Given request: Each entry below is to be transcribed exactly.

Part of a data file:
------------------------------------------------------------

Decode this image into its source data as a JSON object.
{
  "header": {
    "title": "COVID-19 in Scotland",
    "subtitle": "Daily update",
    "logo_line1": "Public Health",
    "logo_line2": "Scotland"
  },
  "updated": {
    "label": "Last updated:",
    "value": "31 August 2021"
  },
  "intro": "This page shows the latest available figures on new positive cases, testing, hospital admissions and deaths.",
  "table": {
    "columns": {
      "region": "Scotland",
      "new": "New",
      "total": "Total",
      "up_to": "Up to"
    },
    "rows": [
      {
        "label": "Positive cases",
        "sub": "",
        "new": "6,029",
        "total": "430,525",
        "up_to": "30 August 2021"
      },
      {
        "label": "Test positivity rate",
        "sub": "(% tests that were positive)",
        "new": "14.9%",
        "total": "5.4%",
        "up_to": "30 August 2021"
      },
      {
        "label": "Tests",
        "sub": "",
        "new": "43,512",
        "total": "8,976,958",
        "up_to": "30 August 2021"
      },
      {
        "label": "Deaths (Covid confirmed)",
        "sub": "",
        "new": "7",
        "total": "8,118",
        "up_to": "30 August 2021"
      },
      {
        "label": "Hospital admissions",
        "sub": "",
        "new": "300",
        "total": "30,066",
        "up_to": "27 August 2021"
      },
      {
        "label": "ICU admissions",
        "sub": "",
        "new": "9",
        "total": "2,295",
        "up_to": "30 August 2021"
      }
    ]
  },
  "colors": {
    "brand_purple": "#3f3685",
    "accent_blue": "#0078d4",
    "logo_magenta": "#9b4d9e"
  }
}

------------------------------------------------------------

Written answer:
Decode this image into its source data as a JSON object.
{
  "header": {
    "title": "COVID-19 in Scotland",
    "subtitle": "Daily update",
    "logo_line1": "Public Health",
    "logo_line2": "Scotland"
  },
  "updated": {
    "label": "Last updated:",
    "value": "31 August 2021"
  },
  "intro": "This page shows the latest available figures on new positive cases, testing, hospital admissions and deaths.",
  "table": {
    "columns": {
      "region": "Scotland",
      "new": "New",
      "total": "Total",
      "up_to": "Up to"
    },
    "rows": [
      {
        "label": "Positive cases",
        "sub": "",
        "new": "6,029",
        "total": "430,525",
        "up_to": "30 August 2021"
      },
      {
        "label": "Test positivity rate",
        "sub": "(% tests that were positive)",
        "new": "14.9%",
        "total": "5.4%",
        "up_to": "30 August 2021"
      },
      {
        "label": "Tests",
        "sub": "",
        "new": "43,512",
        "total": "8,976,958",
        "up_to": "30 August 2021"
      },
      {
        "label": "Deaths (Covid confirmed)",
        "sub": "",
        "new": "7",
        "total": "8,118",
        "up_to": "30 August 2021"
      },
      {
        "label": "Hospital admissions",
        "sub": "",
        "new": "300",
        "total": "30,066",
        "up_to": "27 August 2021"
      },
      {
        "label": "ICU admissions",
        "sub": "",
        "new": "9",
        "total": "2,295",
        "up_to": "30 August 2021"
      }
    ]
  },
  "colors": {
    "brand_purple": "#3f3685",
    "accent_blue": "#0078d4",
    "logo_magenta": "#9b4d9e"
  }
}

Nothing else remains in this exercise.